Your objective - Copy out all lines that hold "items".

Extracted material -
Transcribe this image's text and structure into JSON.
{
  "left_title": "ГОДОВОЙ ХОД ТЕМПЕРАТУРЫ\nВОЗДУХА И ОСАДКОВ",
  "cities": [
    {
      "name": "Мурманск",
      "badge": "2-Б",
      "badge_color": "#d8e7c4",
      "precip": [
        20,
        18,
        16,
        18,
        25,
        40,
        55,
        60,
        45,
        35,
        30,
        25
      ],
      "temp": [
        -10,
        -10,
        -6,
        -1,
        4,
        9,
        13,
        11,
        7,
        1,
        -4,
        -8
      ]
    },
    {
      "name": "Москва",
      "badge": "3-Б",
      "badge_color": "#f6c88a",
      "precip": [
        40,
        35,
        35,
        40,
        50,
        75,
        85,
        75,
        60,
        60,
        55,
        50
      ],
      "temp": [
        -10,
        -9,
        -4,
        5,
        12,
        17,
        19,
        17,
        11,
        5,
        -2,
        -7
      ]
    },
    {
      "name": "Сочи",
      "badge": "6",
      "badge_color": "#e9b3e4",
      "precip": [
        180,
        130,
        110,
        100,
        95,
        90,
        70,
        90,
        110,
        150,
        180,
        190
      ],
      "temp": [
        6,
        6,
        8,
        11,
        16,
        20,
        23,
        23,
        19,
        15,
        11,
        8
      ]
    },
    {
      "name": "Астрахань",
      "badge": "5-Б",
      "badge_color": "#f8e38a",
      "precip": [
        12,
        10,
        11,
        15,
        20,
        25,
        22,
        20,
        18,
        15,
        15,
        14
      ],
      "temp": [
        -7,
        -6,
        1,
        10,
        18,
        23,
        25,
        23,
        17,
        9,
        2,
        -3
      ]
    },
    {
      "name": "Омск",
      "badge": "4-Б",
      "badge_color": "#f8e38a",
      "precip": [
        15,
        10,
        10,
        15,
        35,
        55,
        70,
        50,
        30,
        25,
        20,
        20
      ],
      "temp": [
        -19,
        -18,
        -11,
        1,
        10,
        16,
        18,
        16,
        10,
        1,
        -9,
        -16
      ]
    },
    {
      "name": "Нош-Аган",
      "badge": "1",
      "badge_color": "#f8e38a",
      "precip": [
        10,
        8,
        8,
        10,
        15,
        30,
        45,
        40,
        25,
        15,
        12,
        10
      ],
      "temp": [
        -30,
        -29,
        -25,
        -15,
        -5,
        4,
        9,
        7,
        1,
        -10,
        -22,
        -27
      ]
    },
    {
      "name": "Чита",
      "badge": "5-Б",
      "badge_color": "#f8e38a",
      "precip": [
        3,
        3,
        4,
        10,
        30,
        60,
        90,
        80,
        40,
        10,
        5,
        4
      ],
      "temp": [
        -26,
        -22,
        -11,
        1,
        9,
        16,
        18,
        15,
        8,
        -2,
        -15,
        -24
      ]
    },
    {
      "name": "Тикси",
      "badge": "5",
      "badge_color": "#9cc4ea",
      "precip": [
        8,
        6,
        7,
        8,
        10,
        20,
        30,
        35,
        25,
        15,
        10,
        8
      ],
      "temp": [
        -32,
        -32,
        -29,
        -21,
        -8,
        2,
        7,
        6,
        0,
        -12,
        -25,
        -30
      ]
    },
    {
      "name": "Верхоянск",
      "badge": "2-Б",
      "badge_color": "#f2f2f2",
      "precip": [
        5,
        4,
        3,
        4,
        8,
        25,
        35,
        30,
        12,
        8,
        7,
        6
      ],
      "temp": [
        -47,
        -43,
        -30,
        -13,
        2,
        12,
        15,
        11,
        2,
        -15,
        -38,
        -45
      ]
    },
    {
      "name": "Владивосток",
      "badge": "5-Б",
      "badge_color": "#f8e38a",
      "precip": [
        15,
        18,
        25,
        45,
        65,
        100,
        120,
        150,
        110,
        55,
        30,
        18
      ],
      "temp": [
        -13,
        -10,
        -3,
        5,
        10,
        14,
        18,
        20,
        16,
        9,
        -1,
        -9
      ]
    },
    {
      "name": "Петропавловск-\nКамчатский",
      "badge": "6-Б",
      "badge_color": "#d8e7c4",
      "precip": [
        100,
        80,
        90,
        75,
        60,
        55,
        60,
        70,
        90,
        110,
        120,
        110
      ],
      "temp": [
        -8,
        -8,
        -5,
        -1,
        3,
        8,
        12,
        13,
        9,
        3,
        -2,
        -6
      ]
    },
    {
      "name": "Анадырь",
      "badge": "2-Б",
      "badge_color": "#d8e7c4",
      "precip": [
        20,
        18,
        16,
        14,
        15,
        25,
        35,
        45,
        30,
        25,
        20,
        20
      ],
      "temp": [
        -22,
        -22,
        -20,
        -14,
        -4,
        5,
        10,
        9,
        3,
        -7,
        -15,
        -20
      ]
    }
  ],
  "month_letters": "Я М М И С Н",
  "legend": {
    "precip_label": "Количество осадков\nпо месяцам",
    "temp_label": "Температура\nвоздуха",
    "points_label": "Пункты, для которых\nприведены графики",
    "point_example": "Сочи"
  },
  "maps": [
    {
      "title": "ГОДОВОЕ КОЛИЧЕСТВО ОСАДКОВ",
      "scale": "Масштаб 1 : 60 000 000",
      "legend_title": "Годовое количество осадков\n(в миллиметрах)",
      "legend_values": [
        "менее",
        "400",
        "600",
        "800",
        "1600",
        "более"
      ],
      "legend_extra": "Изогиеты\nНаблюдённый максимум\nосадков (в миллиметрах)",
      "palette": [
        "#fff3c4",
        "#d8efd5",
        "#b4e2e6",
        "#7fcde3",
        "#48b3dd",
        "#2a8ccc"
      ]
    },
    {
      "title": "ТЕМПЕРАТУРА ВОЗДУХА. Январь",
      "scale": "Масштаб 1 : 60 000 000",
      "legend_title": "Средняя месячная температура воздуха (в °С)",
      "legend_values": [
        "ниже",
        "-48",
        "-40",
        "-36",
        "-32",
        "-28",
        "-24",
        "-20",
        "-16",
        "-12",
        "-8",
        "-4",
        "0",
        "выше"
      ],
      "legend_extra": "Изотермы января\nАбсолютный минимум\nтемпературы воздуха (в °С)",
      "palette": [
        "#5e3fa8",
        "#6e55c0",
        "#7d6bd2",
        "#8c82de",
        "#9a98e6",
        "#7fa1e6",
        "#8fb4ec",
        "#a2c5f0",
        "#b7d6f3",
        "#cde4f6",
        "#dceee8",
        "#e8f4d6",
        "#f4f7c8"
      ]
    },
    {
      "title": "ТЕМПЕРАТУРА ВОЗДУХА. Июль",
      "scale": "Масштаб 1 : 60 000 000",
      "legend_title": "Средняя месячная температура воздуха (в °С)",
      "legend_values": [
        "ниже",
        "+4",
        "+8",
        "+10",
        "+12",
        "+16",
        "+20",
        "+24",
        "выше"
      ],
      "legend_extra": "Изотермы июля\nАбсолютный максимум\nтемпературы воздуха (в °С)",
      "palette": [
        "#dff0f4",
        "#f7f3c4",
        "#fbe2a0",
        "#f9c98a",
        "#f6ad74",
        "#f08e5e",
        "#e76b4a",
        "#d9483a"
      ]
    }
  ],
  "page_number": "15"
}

---

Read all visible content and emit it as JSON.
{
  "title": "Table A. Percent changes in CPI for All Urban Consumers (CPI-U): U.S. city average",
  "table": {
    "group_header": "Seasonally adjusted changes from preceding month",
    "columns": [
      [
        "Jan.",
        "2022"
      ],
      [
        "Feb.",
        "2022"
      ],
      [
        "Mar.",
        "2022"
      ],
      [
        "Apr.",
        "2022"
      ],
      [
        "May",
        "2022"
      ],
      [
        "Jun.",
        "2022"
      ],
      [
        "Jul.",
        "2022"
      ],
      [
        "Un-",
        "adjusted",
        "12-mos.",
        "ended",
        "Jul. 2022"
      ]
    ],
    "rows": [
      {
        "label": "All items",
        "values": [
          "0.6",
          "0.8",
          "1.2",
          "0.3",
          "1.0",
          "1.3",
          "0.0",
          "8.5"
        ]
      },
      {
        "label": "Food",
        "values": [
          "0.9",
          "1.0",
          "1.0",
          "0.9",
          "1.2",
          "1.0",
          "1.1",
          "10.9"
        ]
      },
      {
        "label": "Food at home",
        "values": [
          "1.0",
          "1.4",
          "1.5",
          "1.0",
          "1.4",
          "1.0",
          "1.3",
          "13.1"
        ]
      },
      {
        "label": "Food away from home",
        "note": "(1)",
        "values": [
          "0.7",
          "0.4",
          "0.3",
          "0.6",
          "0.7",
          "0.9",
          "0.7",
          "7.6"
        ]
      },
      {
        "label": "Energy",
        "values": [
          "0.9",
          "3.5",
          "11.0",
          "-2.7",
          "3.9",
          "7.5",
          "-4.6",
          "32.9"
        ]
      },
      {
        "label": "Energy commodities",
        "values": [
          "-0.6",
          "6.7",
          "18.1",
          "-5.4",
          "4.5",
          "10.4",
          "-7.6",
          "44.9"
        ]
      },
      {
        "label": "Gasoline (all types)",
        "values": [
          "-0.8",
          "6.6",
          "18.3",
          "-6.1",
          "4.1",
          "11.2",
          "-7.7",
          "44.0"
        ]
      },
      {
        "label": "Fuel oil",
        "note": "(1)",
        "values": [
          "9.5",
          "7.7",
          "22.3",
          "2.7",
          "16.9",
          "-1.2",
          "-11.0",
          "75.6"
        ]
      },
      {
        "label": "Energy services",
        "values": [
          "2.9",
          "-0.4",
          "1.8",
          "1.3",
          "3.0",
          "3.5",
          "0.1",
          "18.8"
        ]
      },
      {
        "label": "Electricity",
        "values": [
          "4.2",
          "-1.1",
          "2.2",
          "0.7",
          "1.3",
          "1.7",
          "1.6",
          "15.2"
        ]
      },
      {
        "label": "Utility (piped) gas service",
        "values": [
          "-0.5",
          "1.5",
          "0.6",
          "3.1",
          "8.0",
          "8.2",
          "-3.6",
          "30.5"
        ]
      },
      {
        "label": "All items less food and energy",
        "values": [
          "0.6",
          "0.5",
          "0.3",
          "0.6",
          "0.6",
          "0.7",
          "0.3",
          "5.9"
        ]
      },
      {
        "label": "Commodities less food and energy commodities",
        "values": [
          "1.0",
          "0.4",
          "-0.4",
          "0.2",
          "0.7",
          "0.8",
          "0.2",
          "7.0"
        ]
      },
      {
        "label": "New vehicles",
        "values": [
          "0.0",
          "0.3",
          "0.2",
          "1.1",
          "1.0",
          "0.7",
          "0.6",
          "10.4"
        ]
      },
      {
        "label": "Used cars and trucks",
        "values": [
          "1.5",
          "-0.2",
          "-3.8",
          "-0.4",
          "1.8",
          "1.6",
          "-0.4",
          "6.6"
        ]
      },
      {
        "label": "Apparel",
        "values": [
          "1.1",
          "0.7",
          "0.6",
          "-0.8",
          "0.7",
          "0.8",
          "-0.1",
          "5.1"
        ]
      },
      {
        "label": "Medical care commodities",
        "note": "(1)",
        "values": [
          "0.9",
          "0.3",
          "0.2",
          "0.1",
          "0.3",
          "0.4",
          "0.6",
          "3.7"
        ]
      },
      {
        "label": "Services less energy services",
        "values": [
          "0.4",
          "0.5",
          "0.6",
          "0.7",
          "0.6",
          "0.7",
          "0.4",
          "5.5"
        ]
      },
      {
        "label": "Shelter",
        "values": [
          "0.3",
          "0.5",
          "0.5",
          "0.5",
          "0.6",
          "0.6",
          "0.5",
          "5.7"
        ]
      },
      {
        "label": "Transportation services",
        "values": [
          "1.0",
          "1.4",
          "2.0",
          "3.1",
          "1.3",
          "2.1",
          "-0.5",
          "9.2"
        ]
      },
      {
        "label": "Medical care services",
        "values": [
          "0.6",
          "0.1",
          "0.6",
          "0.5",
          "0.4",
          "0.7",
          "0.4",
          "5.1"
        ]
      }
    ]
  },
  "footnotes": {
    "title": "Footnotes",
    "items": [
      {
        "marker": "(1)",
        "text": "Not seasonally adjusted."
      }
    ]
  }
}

==

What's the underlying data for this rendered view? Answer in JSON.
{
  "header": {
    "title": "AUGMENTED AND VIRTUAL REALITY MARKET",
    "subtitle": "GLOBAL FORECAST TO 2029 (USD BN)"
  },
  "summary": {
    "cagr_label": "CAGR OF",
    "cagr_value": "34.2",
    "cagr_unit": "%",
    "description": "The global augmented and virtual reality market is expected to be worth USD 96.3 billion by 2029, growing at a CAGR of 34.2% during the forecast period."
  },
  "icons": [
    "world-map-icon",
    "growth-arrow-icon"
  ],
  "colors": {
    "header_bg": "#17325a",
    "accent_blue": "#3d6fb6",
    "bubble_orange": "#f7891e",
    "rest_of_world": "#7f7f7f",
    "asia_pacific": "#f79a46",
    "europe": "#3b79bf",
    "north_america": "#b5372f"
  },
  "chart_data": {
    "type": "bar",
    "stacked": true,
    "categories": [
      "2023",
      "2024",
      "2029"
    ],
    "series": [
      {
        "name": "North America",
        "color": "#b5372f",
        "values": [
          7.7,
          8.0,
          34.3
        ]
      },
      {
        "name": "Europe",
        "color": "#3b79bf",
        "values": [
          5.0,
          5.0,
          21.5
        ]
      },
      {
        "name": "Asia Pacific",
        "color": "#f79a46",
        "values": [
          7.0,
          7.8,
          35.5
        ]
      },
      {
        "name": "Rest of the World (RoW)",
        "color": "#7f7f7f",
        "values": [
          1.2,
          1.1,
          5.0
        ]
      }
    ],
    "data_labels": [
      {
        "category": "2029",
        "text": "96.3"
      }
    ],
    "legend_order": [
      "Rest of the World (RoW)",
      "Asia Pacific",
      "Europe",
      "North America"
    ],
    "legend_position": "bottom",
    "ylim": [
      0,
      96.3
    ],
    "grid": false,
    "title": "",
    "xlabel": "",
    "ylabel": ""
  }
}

Answer in full -
        "label": "All items",
        "label": "All items less food and energy",
    "items": [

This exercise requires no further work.